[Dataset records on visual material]

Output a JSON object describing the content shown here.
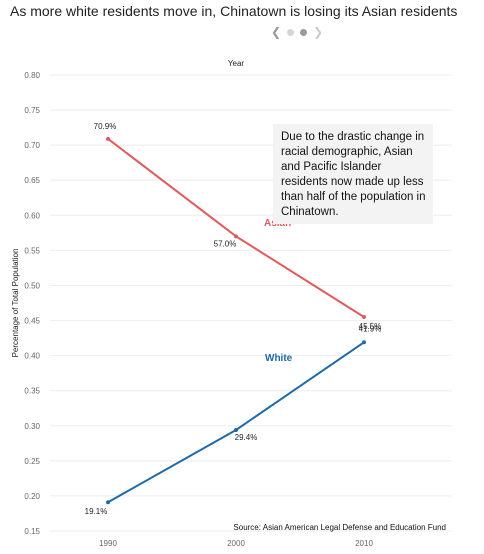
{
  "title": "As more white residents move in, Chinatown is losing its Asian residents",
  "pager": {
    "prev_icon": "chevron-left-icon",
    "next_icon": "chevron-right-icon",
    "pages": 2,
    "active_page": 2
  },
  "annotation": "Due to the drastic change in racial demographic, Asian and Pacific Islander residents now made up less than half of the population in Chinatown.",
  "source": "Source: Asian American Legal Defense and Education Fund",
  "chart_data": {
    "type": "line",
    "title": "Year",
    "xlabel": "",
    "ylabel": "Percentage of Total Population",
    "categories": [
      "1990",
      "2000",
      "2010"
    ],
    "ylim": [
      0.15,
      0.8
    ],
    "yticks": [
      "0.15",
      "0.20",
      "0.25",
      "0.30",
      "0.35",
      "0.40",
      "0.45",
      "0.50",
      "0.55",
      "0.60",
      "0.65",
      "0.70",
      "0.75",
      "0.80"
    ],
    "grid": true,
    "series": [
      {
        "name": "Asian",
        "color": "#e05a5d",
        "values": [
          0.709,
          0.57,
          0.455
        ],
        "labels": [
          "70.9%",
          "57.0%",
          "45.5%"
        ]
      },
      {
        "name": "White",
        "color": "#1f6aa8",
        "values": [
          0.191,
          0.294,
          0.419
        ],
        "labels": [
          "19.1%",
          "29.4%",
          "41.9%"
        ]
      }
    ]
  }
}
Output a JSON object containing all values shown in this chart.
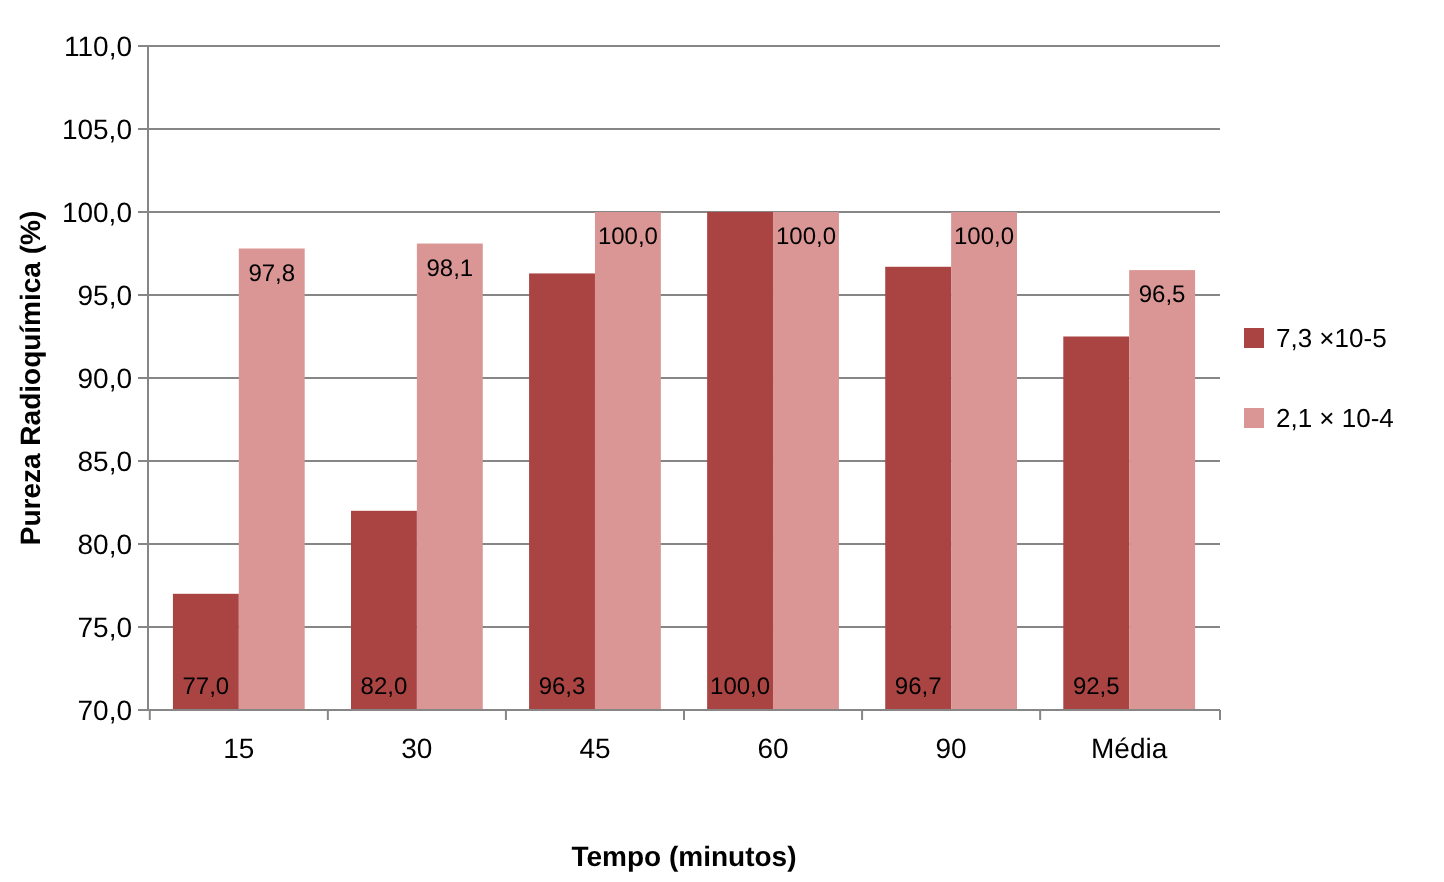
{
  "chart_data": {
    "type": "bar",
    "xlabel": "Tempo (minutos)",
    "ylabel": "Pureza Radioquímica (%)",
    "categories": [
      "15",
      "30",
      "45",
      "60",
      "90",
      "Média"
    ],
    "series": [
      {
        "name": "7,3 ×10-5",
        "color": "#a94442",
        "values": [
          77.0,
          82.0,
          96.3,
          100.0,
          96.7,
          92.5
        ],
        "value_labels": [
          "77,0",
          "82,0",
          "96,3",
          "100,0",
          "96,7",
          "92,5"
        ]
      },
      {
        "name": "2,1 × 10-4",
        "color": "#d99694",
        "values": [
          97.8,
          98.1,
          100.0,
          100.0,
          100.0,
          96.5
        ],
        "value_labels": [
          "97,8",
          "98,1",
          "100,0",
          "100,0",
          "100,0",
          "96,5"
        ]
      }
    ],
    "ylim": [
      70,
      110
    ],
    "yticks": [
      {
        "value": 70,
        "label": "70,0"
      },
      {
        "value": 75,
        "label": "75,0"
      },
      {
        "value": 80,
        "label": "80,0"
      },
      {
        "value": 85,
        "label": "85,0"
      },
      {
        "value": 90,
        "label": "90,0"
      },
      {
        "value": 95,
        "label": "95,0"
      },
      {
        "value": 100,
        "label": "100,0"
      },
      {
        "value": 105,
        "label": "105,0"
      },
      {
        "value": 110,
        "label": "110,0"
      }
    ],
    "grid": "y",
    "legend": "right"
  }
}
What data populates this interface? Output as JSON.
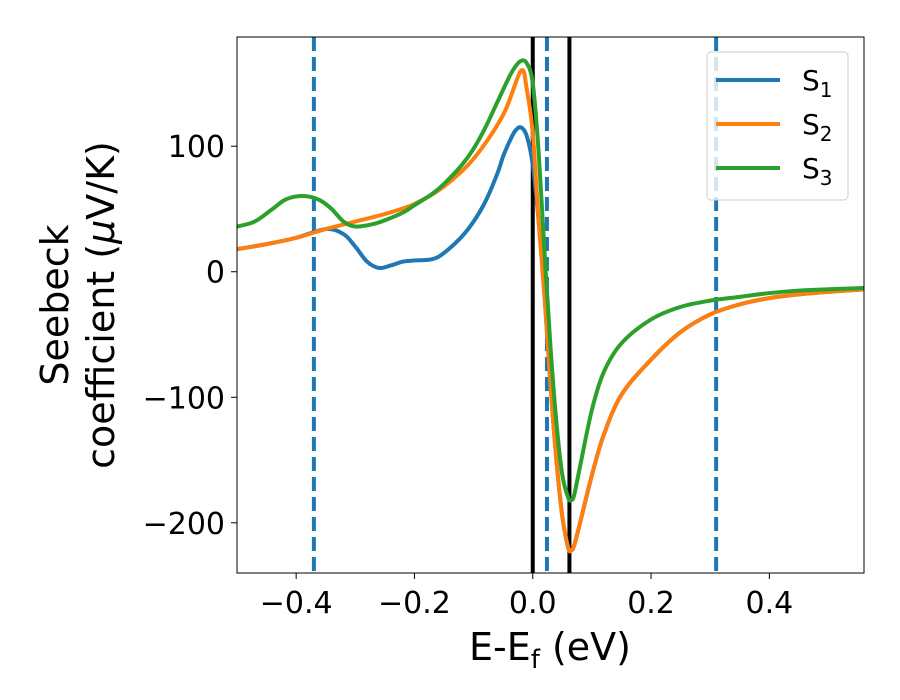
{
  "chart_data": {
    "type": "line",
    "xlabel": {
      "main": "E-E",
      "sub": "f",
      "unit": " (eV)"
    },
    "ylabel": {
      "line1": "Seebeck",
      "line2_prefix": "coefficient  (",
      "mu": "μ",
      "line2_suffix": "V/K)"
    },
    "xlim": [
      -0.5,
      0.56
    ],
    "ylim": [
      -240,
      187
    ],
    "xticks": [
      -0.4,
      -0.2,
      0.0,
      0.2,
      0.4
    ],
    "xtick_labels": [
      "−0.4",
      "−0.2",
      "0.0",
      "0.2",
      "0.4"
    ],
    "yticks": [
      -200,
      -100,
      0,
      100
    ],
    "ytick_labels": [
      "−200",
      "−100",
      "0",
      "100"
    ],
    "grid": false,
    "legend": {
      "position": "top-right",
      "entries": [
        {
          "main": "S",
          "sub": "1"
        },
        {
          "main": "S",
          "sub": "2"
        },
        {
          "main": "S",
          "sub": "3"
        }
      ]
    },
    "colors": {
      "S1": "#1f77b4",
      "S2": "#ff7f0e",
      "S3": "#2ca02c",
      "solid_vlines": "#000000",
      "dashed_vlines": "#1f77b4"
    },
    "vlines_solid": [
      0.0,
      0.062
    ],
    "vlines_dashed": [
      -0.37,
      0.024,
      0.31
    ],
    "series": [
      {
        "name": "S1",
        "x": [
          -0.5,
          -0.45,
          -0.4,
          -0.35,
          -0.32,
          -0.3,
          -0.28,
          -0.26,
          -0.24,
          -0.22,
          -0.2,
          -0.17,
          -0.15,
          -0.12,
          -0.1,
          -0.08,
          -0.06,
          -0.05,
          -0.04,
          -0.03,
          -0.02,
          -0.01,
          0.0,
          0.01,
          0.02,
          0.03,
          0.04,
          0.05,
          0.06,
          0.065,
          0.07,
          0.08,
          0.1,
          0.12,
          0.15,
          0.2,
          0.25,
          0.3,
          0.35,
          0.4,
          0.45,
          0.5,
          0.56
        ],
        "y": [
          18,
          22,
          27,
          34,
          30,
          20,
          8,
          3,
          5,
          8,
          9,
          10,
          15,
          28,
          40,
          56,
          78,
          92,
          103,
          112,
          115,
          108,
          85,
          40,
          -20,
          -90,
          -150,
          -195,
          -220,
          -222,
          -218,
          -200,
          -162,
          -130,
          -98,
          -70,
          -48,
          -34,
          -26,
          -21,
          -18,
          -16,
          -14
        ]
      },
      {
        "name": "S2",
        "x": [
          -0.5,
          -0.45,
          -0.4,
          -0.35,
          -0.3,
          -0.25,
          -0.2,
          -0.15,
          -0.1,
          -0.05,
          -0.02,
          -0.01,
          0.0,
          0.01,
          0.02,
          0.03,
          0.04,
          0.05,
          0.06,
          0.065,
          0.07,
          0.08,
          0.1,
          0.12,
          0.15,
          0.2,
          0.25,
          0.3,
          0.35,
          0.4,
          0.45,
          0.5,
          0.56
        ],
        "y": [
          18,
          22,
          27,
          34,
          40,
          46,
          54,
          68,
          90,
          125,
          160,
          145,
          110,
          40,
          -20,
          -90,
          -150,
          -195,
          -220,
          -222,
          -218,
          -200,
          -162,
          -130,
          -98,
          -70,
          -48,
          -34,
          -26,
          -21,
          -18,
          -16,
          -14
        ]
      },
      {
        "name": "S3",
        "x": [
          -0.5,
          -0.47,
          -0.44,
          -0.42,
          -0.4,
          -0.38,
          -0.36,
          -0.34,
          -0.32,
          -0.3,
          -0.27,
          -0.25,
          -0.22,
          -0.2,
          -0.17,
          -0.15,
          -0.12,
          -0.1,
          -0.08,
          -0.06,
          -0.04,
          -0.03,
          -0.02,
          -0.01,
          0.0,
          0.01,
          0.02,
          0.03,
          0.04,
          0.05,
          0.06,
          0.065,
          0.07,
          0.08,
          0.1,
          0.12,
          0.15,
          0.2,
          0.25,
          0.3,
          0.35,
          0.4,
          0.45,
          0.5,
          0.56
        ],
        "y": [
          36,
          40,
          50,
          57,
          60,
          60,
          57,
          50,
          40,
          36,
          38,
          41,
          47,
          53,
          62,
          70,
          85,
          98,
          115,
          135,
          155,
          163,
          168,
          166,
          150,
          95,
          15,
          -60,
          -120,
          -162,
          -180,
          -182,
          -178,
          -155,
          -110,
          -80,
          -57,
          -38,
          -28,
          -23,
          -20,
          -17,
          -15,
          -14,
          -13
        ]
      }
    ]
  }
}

### [DIRECTIONS FOR THIS TASK]
Write out the entries above word for word. Do not include the pictures.

### [OUTPUT FOR THIS TASK]
Output a JSON object describing the content shown here.
{
  "title": "As more white residents move in, Chinatown is losing its Asian residents",
  "pager": {
    "prev_icon": "chevron-left-icon",
    "next_icon": "chevron-right-icon",
    "pages": 2,
    "active_page": 2
  },
  "annotation": "Due to the drastic change in racial demographic, Asian and Pacific Islander residents now made up less than half of the population in Chinatown.",
  "source": "Source: Asian American Legal Defense and Education Fund",
  "chart_data": {
    "type": "line",
    "title": "Year",
    "xlabel": "",
    "ylabel": "Percentage of Total Population",
    "categories": [
      "1990",
      "2000",
      "2010"
    ],
    "ylim": [
      0.15,
      0.8
    ],
    "yticks": [
      "0.15",
      "0.20",
      "0.25",
      "0.30",
      "0.35",
      "0.40",
      "0.45",
      "0.50",
      "0.55",
      "0.60",
      "0.65",
      "0.70",
      "0.75",
      "0.80"
    ],
    "grid": true,
    "series": [
      {
        "name": "Asian",
        "color": "#e05a5d",
        "values": [
          0.709,
          0.57,
          0.455
        ],
        "labels": [
          "70.9%",
          "57.0%",
          "45.5%"
        ]
      },
      {
        "name": "White",
        "color": "#1f6aa8",
        "values": [
          0.191,
          0.294,
          0.419
        ],
        "labels": [
          "19.1%",
          "29.4%",
          "41.9%"
        ]
      }
    ]
  }
}
Output a JSON object containing all values shown in this chart.
{
  "chart_data": {
    "type": "bar",
    "xlabel": "Tempo (minutos)",
    "ylabel": "Pureza Radioquímica (%)",
    "categories": [
      "15",
      "30",
      "45",
      "60",
      "90",
      "Média"
    ],
    "series": [
      {
        "name": "7,3 ×10-5",
        "color": "#a94442",
        "values": [
          77.0,
          82.0,
          96.3,
          100.0,
          96.7,
          92.5
        ],
        "value_labels": [
          "77,0",
          "82,0",
          "96,3",
          "100,0",
          "96,7",
          "92,5"
        ]
      },
      {
        "name": "2,1 × 10-4",
        "color": "#d99694",
        "values": [
          97.8,
          98.1,
          100.0,
          100.0,
          100.0,
          96.5
        ],
        "value_labels": [
          "97,8",
          "98,1",
          "100,0",
          "100,0",
          "100,0",
          "96,5"
        ]
      }
    ],
    "ylim": [
      70,
      110
    ],
    "yticks": [
      {
        "value": 70,
        "label": "70,0"
      },
      {
        "value": 75,
        "label": "75,0"
      },
      {
        "value": 80,
        "label": "80,0"
      },
      {
        "value": 85,
        "label": "85,0"
      },
      {
        "value": 90,
        "label": "90,0"
      },
      {
        "value": 95,
        "label": "95,0"
      },
      {
        "value": 100,
        "label": "100,0"
      },
      {
        "value": 105,
        "label": "105,0"
      },
      {
        "value": 110,
        "label": "110,0"
      }
    ],
    "grid": "y",
    "legend": "right"
  }
}
What data populates this interface? Output as JSON.
{
  "chart_data": {
    "type": "line",
    "xlabel": {
      "main": "E-E",
      "sub": "f",
      "unit": " (eV)"
    },
    "ylabel": {
      "line1": "Seebeck",
      "line2_prefix": "coefficient  (",
      "mu": "μ",
      "line2_suffix": "V/K)"
    },
    "xlim": [
      -0.5,
      0.56
    ],
    "ylim": [
      -240,
      187
    ],
    "xticks": [
      -0.4,
      -0.2,
      0.0,
      0.2,
      0.4
    ],
    "xtick_labels": [
      "−0.4",
      "−0.2",
      "0.0",
      "0.2",
      "0.4"
    ],
    "yticks": [
      -200,
      -100,
      0,
      100
    ],
    "ytick_labels": [
      "−200",
      "−100",
      "0",
      "100"
    ],
    "grid": false,
    "legend": {
      "position": "top-right",
      "entries": [
        {
          "main": "S",
          "sub": "1"
        },
        {
          "main": "S",
          "sub": "2"
        },
        {
          "main": "S",
          "sub": "3"
        }
      ]
    },
    "colors": {
      "S1": "#1f77b4",
      "S2": "#ff7f0e",
      "S3": "#2ca02c",
      "solid_vlines": "#000000",
      "dashed_vlines": "#1f77b4"
    },
    "vlines_solid": [
      0.0,
      0.062
    ],
    "vlines_dashed": [
      -0.37,
      0.024,
      0.31
    ],
    "series": [
      {
        "name": "S1",
        "x": [
          -0.5,
          -0.45,
          -0.4,
          -0.35,
          -0.32,
          -0.3,
          -0.28,
          -0.26,
          -0.24,
          -0.22,
          -0.2,
          -0.17,
          -0.15,
          -0.12,
          -0.1,
          -0.08,
          -0.06,
          -0.05,
          -0.04,
          -0.03,
          -0.02,
          -0.01,
          0.0,
          0.01,
          0.02,
          0.03,
          0.04,
          0.05,
          0.06,
          0.065,
          0.07,
          0.08,
          0.1,
          0.12,
          0.15,
          0.2,
          0.25,
          0.3,
          0.35,
          0.4,
          0.45,
          0.5,
          0.56
        ],
        "y": [
          18,
          22,
          27,
          34,
          30,
          20,
          8,
          3,
          5,
          8,
          9,
          10,
          15,
          28,
          40,
          56,
          78,
          92,
          103,
          112,
          115,
          108,
          85,
          40,
          -20,
          -90,
          -150,
          -195,
          -220,
          -222,
          -218,
          -200,
          -162,
          -130,
          -98,
          -70,
          -48,
          -34,
          -26,
          -21,
          -18,
          -16,
          -14
        ]
      },
      {
        "name": "S2",
        "x": [
          -0.5,
          -0.45,
          -0.4,
          -0.35,
          -0.3,
          -0.25,
          -0.2,
          -0.15,
          -0.1,
          -0.05,
          -0.02,
          -0.01,
          0.0,
          0.01,
          0.02,
          0.03,
          0.04,
          0.05,
          0.06,
          0.065,
          0.07,
          0.08,
          0.1,
          0.12,
          0.15,
          0.2,
          0.25,
          0.3,
          0.35,
          0.4,
          0.45,
          0.5,
          0.56
        ],
        "y": [
          18,
          22,
          27,
          34,
          40,
          46,
          54,
          68,
          90,
          125,
          160,
          145,
          110,
          40,
          -20,
          -90,
          -150,
          -195,
          -220,
          -222,
          -218,
          -200,
          -162,
          -130,
          -98,
          -70,
          -48,
          -34,
          -26,
          -21,
          -18,
          -16,
          -14
        ]
      },
      {
        "name": "S3",
        "x": [
          -0.5,
          -0.47,
          -0.44,
          -0.42,
          -0.4,
          -0.38,
          -0.36,
          -0.34,
          -0.32,
          -0.3,
          -0.27,
          -0.25,
          -0.22,
          -0.2,
          -0.17,
          -0.15,
          -0.12,
          -0.1,
          -0.08,
          -0.06,
          -0.04,
          -0.03,
          -0.02,
          -0.01,
          0.0,
          0.01,
          0.02,
          0.03,
          0.04,
          0.05,
          0.06,
          0.065,
          0.07,
          0.08,
          0.1,
          0.12,
          0.15,
          0.2,
          0.25,
          0.3,
          0.35,
          0.4,
          0.45,
          0.5,
          0.56
        ],
        "y": [
          36,
          40,
          50,
          57,
          60,
          60,
          57,
          50,
          40,
          36,
          38,
          41,
          47,
          53,
          62,
          70,
          85,
          98,
          115,
          135,
          155,
          163,
          168,
          166,
          150,
          95,
          15,
          -60,
          -120,
          -162,
          -180,
          -182,
          -178,
          -155,
          -110,
          -80,
          -57,
          -38,
          -28,
          -23,
          -20,
          -17,
          -15,
          -14,
          -13
        ]
      }
    ]
  }
}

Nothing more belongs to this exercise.